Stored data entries
◇ ◇ ◇ ◇ ◇ ◇ ◇

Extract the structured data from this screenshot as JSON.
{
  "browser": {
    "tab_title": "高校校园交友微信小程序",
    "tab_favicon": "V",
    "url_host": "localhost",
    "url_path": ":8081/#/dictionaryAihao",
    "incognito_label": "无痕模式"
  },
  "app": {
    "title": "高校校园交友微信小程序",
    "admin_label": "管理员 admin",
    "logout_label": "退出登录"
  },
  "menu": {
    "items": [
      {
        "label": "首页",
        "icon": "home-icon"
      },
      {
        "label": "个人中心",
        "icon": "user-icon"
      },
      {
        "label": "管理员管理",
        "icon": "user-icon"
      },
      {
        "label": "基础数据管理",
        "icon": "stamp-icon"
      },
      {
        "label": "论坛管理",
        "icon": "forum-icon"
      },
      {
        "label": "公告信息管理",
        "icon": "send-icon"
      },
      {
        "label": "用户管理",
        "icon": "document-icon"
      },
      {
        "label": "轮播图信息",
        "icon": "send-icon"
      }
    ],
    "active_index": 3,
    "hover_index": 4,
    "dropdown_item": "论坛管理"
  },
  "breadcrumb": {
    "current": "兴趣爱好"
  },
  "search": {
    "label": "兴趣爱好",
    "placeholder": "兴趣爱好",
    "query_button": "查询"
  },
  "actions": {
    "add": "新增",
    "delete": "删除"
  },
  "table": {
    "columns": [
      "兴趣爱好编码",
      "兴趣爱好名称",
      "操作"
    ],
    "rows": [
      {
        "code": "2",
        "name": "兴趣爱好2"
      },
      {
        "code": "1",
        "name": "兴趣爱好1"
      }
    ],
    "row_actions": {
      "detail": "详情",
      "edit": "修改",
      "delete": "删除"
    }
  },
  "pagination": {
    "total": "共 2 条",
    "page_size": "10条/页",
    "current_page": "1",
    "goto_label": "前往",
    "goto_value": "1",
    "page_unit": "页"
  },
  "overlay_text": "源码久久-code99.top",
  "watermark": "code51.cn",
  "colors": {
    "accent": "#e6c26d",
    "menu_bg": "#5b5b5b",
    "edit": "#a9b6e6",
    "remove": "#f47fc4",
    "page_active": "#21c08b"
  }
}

◇ ◇ ◇ ◇ ◇ ◇ ◇

*Written exercise*. Please repeat the listing above in full and exactly.

*Answer below*.
Extract the structured data from this screenshot as JSON.
{
  "browser": {
    "tab_title": "高校校园交友微信小程序",
    "tab_favicon": "V",
    "url_host": "localhost",
    "url_path": ":8081/#/dictionaryAihao",
    "incognito_label": "无痕模式"
  },
  "app": {
    "title": "高校校园交友微信小程序",
    "admin_label": "管理员 admin",
    "logout_label": "退出登录"
  },
  "menu": {
    "items": [
      {
        "label": "首页",
        "icon": "home-icon"
      },
      {
        "label": "个人中心",
        "icon": "user-icon"
      },
      {
        "label": "管理员管理",
        "icon": "user-icon"
      },
      {
        "label": "基础数据管理",
        "icon": "stamp-icon"
      },
      {
        "label": "论坛管理",
        "icon": "forum-icon"
      },
      {
        "label": "公告信息管理",
        "icon": "send-icon"
      },
      {
        "label": "用户管理",
        "icon": "document-icon"
      },
      {
        "label": "轮播图信息",
        "icon": "send-icon"
      }
    ],
    "active_index": 3,
    "hover_index": 4,
    "dropdown_item": "论坛管理"
  },
  "breadcrumb": {
    "current": "兴趣爱好"
  },
  "search": {
    "label": "兴趣爱好",
    "placeholder": "兴趣爱好",
    "query_button": "查询"
  },
  "actions": {
    "add": "新增",
    "delete": "删除"
  },
  "table": {
    "columns": [
      "兴趣爱好编码",
      "兴趣爱好名称",
      "操作"
    ],
    "rows": [
      {
        "code": "2",
        "name": "兴趣爱好2"
      },
      {
        "code": "1",
        "name": "兴趣爱好1"
      }
    ],
    "row_actions": {
      "detail": "详情",
      "edit": "修改",
      "delete": "删除"
    }
  },
  "pagination": {
    "total": "共 2 条",
    "page_size": "10条/页",
    "current_page": "1",
    "goto_label": "前往",
    "goto_value": "1",
    "page_unit": "页"
  },
  "overlay_text": "源码久久-code99.top",
  "watermark": "code51.cn",
  "colors": {
    "accent": "#e6c26d",
    "menu_bg": "#5b5b5b",
    "edit": "#a9b6e6",
    "remove": "#f47fc4",
    "page_active": "#21c08b"
  }
}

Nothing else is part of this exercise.